Given problem: Using the data below, copy each line that includes the word "this".

+++ Stored rows +++

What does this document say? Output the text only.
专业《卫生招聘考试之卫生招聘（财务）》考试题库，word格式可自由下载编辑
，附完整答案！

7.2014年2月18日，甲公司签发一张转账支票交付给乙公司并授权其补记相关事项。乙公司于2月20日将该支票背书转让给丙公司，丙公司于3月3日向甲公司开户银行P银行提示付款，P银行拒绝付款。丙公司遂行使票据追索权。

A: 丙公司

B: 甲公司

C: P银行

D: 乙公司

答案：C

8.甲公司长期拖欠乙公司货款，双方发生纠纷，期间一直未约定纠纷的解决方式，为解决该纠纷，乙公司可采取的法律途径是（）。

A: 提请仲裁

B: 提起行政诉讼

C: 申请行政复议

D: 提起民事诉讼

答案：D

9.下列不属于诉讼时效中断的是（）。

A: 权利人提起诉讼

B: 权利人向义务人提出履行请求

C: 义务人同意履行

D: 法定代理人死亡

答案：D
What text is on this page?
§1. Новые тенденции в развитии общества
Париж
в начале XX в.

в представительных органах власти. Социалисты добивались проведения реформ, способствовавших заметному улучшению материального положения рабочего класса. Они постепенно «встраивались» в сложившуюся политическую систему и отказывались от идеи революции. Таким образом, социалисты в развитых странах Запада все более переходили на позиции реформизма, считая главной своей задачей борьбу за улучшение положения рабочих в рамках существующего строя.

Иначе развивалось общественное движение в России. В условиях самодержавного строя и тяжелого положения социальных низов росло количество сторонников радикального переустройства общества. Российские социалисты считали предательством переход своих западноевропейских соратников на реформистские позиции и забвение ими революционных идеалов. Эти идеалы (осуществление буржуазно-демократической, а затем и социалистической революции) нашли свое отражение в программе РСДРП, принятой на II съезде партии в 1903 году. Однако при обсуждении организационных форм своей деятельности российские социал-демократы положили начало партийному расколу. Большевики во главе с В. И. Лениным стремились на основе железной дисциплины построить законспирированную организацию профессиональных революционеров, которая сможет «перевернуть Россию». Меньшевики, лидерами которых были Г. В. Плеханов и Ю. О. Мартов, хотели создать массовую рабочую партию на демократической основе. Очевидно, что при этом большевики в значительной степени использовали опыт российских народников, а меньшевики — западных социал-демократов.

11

+++

Expected answer:
What does this document say? Output the text only.
What text is on this page?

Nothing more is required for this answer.